[Start of PROVIDED RECORDS]
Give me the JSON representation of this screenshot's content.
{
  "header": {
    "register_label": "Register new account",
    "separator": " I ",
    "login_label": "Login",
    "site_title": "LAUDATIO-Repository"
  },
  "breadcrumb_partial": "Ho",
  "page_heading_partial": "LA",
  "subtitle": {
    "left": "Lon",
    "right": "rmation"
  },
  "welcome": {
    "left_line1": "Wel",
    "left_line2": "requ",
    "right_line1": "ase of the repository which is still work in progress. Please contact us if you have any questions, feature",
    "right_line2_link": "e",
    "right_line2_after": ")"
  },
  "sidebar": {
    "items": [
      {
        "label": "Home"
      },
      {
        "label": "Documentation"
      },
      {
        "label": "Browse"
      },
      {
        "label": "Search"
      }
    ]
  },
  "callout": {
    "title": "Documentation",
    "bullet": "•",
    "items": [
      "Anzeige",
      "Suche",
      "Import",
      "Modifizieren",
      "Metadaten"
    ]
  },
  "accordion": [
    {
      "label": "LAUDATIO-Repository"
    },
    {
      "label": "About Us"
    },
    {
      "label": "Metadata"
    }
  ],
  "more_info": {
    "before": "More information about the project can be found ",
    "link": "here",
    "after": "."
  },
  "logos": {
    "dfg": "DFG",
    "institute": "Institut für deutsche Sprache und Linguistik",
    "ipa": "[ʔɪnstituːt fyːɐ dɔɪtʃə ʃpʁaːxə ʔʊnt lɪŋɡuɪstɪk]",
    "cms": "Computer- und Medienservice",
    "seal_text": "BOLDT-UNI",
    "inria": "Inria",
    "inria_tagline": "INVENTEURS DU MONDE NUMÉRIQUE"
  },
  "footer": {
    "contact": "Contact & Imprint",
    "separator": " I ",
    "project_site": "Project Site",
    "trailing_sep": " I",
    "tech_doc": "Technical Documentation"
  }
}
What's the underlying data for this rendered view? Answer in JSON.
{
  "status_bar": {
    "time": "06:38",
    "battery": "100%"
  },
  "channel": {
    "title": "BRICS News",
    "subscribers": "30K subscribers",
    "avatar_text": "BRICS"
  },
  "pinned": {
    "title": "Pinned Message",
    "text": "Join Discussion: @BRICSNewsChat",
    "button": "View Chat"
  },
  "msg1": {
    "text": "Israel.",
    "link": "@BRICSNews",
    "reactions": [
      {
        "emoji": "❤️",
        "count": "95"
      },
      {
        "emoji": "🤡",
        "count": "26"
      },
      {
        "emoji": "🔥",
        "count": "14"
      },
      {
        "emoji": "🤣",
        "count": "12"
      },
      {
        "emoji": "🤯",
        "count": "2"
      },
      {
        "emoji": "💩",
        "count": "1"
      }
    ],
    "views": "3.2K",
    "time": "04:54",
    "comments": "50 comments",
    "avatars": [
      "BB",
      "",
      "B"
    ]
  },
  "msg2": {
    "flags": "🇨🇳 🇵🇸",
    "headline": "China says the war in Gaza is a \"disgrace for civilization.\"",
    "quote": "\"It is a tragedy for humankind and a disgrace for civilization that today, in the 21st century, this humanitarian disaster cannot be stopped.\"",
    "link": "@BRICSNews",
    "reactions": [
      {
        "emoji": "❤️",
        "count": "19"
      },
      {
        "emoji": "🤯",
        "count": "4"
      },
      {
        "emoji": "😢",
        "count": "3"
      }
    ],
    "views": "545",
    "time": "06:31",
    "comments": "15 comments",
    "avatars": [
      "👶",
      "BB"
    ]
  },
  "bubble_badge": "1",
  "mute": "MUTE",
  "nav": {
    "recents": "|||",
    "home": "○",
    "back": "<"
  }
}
[End of PROVIDED RECORDS]
● **WHAT YOU SHOULD DO**: Which lines hold the word "emoji"? Copy every one of them.

● **FULL OUTPUT**:
        "emoji": "❤️",
        "emoji": "🤡",
        "emoji": "🔥",
        "emoji": "🤣",
        "emoji": "🤯",
        "emoji": "💩",
        "emoji": "❤️",
        "emoji": "🤯",
        "emoji": "😢",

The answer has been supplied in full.